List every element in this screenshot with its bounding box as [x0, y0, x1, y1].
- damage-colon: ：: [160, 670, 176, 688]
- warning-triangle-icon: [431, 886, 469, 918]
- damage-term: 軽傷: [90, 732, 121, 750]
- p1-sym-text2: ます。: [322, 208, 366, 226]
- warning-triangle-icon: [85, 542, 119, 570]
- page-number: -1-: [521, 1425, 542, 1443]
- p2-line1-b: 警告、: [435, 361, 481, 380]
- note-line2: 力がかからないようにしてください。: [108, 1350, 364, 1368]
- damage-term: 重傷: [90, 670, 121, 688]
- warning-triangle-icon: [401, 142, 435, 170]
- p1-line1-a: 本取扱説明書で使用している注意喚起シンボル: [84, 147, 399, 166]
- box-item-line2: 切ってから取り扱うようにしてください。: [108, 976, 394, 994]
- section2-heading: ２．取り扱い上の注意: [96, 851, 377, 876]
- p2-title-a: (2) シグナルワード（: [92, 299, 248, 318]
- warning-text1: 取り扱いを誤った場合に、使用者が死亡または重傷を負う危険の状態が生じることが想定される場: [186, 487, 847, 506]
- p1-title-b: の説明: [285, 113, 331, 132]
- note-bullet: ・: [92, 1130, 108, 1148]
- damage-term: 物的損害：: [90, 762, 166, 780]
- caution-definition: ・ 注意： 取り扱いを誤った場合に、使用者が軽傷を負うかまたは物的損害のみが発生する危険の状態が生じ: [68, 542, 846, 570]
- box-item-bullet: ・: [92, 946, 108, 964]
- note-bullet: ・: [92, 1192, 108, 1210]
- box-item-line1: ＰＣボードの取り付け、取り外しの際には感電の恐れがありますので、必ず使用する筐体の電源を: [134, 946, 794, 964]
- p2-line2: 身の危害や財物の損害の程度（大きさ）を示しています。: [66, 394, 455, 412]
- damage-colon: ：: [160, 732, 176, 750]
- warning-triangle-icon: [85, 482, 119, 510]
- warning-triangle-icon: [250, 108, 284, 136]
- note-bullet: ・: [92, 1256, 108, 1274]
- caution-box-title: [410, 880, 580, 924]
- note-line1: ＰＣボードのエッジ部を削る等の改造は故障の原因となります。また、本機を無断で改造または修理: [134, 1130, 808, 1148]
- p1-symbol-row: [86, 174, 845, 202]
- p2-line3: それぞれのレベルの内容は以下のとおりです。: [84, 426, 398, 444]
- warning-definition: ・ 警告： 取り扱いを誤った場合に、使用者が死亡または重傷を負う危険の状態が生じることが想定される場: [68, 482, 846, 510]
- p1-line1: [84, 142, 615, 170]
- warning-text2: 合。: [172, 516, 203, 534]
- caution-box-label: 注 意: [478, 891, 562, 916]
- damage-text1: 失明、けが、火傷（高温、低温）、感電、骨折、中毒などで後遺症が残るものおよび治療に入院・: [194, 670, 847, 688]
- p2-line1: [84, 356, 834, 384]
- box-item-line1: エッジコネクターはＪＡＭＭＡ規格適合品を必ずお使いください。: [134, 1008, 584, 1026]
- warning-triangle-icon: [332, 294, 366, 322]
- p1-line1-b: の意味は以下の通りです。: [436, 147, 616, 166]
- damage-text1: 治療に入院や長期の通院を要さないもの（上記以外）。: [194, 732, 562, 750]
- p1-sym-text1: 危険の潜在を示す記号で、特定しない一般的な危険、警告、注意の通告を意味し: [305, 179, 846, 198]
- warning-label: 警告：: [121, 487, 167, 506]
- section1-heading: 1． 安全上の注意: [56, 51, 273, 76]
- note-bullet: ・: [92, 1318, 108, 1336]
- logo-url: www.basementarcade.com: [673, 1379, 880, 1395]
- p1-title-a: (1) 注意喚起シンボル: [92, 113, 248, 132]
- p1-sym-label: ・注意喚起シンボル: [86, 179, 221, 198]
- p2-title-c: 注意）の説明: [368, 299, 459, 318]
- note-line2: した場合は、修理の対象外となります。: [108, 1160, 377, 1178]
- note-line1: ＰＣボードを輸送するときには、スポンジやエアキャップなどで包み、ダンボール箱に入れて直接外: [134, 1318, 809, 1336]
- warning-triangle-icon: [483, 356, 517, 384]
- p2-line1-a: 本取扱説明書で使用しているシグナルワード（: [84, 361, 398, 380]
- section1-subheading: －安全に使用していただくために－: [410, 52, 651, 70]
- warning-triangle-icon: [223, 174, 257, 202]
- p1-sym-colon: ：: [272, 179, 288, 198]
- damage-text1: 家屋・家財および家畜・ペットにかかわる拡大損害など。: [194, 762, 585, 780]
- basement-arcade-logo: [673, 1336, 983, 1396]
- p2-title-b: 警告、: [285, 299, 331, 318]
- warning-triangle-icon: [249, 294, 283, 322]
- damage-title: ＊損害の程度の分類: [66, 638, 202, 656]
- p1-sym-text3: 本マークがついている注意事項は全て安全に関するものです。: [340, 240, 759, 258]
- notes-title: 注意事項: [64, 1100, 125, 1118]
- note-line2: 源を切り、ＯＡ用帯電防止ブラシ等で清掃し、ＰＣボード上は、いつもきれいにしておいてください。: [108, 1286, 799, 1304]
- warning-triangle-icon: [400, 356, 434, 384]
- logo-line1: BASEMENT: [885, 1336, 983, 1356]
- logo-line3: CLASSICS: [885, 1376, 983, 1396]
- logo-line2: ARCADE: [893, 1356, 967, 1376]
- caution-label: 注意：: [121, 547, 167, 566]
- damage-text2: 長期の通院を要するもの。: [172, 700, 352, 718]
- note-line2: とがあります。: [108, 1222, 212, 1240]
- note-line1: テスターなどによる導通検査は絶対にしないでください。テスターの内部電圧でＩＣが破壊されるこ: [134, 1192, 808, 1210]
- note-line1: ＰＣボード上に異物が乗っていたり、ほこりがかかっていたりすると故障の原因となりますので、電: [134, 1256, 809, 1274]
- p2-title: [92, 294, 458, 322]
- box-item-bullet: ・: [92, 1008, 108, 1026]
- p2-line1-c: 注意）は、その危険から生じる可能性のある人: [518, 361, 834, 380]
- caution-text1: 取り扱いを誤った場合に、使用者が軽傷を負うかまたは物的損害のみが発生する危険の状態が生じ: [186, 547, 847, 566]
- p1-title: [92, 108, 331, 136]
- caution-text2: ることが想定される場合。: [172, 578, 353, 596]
# # # #
*Problem description:* Can you edit the listing above so that every "warning-triangle-icon" becomes "hazard-icon" and nothing else changes?

*Full answer:*
List every element in this screenshot with its bounding box as [x0, y0, x1, y1].
- damage-colon: ：: [160, 670, 176, 688]
- hazard-icon: [431, 886, 469, 918]
- damage-term: 軽傷: [90, 732, 121, 750]
- p1-sym-text2: ます。: [322, 208, 366, 226]
- hazard-icon: [85, 542, 119, 570]
- page-number: -1-: [521, 1425, 542, 1443]
- p2-line1-b: 警告、: [435, 361, 481, 380]
- note-line2: 力がかからないようにしてください。: [108, 1350, 364, 1368]
- damage-term: 重傷: [90, 670, 121, 688]
- hazard-icon: [401, 142, 435, 170]
- p1-line1-a: 本取扱説明書で使用している注意喚起シンボル: [84, 147, 399, 166]
- box-item-line2: 切ってから取り扱うようにしてください。: [108, 976, 394, 994]
- section2-heading: ２．取り扱い上の注意: [96, 851, 377, 876]
- p2-title-a: (2) シグナルワード（: [92, 299, 248, 318]
- warning-text1: 取り扱いを誤った場合に、使用者が死亡または重傷を負う危険の状態が生じることが想定される場: [186, 487, 847, 506]
- p1-title-b: の説明: [285, 113, 331, 132]
- note-bullet: ・: [92, 1130, 108, 1148]
- damage-term: 物的損害：: [90, 762, 166, 780]
- caution-definition: ・ 注意： 取り扱いを誤った場合に、使用者が軽傷を負うかまたは物的損害のみが発生する危険の状態が生じ: [68, 542, 846, 570]
- box-item-bullet: ・: [92, 946, 108, 964]
- note-bullet: ・: [92, 1192, 108, 1210]
- box-item-line1: ＰＣボードの取り付け、取り外しの際には感電の恐れがありますので、必ず使用する筐体の電源を: [134, 946, 794, 964]
- p2-line2: 身の危害や財物の損害の程度（大きさ）を示しています。: [66, 394, 455, 412]
- damage-colon: ：: [160, 732, 176, 750]
- hazard-icon: [85, 482, 119, 510]
- hazard-icon: [250, 108, 284, 136]
- note-bullet: ・: [92, 1256, 108, 1274]
- caution-box-title: [410, 880, 580, 924]
- note-line1: ＰＣボードのエッジ部を削る等の改造は故障の原因となります。また、本機を無断で改造または修理: [134, 1130, 808, 1148]
- p1-symbol-row: [86, 174, 845, 202]
- p2-line3: それぞれのレベルの内容は以下のとおりです。: [84, 426, 398, 444]
- warning-definition: ・ 警告： 取り扱いを誤った場合に、使用者が死亡または重傷を負う危険の状態が生じることが想定される場: [68, 482, 846, 510]
- p1-line1: [84, 142, 615, 170]
- warning-text2: 合。: [172, 516, 203, 534]
- caution-box-label: 注 意: [478, 891, 562, 916]
- damage-text1: 失明、けが、火傷（高温、低温）、感電、骨折、中毒などで後遺症が残るものおよび治療に入院・: [194, 670, 847, 688]
- p2-line1: [84, 356, 834, 384]
- box-item-line1: エッジコネクターはＪＡＭＭＡ規格適合品を必ずお使いください。: [134, 1008, 584, 1026]
- hazard-icon: [332, 294, 366, 322]
- p1-line1-b: の意味は以下の通りです。: [436, 147, 616, 166]
- damage-text1: 治療に入院や長期の通院を要さないもの（上記以外）。: [194, 732, 562, 750]
- p1-sym-text1: 危険の潜在を示す記号で、特定しない一般的な危険、警告、注意の通告を意味し: [305, 179, 846, 198]
- warning-label: 警告：: [121, 487, 167, 506]
- section1-heading: 1． 安全上の注意: [56, 51, 273, 76]
- note-bullet: ・: [92, 1318, 108, 1336]
- logo-url: www.basementarcade.com: [673, 1379, 880, 1395]
- p1-title-a: (1) 注意喚起シンボル: [92, 113, 248, 132]
- p1-sym-label: ・注意喚起シンボル: [86, 179, 221, 198]
- p2-title-c: 注意）の説明: [368, 299, 459, 318]
- note-line2: した場合は、修理の対象外となります。: [108, 1160, 377, 1178]
- note-line1: ＰＣボードを輸送するときには、スポンジやエアキャップなどで包み、ダンボール箱に入れて直接外: [134, 1318, 809, 1336]
- hazard-icon: [483, 356, 517, 384]
- p2-line1-a: 本取扱説明書で使用しているシグナルワード（: [84, 361, 398, 380]
- section1-subheading: －安全に使用していただくために－: [410, 52, 651, 70]
- hazard-icon: [223, 174, 257, 202]
- p1-sym-colon: ：: [272, 179, 288, 198]
- damage-text1: 家屋・家財および家畜・ペットにかかわる拡大損害など。: [194, 762, 585, 780]
- basement-arcade-logo: [673, 1336, 983, 1396]
- p2-title-b: 警告、: [285, 299, 331, 318]
- hazard-icon: [249, 294, 283, 322]
- damage-title: ＊損害の程度の分類: [66, 638, 202, 656]
- p1-sym-text3: 本マークがついている注意事項は全て安全に関するものです。: [340, 240, 759, 258]
- notes-title: 注意事項: [64, 1100, 125, 1118]
- note-line2: 源を切り、ＯＡ用帯電防止ブラシ等で清掃し、ＰＣボード上は、いつもきれいにしておいてください。: [108, 1286, 799, 1304]
- hazard-icon: [400, 356, 434, 384]
- logo-line1: BASEMENT: [885, 1336, 983, 1356]
- logo-line3: CLASSICS: [885, 1376, 983, 1396]
- logo-line2: ARCADE: [893, 1356, 967, 1376]
- caution-label: 注意：: [121, 547, 167, 566]
- damage-text2: 長期の通院を要するもの。: [172, 700, 352, 718]
- note-line2: とがあります。: [108, 1222, 212, 1240]
- note-line1: テスターなどによる導通検査は絶対にしないでください。テスターの内部電圧でＩＣが破壊されるこ: [134, 1192, 808, 1210]
- note-line1: ＰＣボード上に異物が乗っていたり、ほこりがかかっていたりすると故障の原因となりますので、電: [134, 1256, 809, 1274]
- p2-title: [92, 294, 458, 322]
- box-item-bullet: ・: [92, 1008, 108, 1026]
- p2-line1-c: 注意）は、その危険から生じる可能性のある人: [518, 361, 834, 380]
- caution-text1: 取り扱いを誤った場合に、使用者が軽傷を負うかまたは物的損害のみが発生する危険の状態が生じ: [186, 547, 847, 566]
- p1-title: [92, 108, 331, 136]
- caution-text2: ることが想定される場合。: [172, 578, 353, 596]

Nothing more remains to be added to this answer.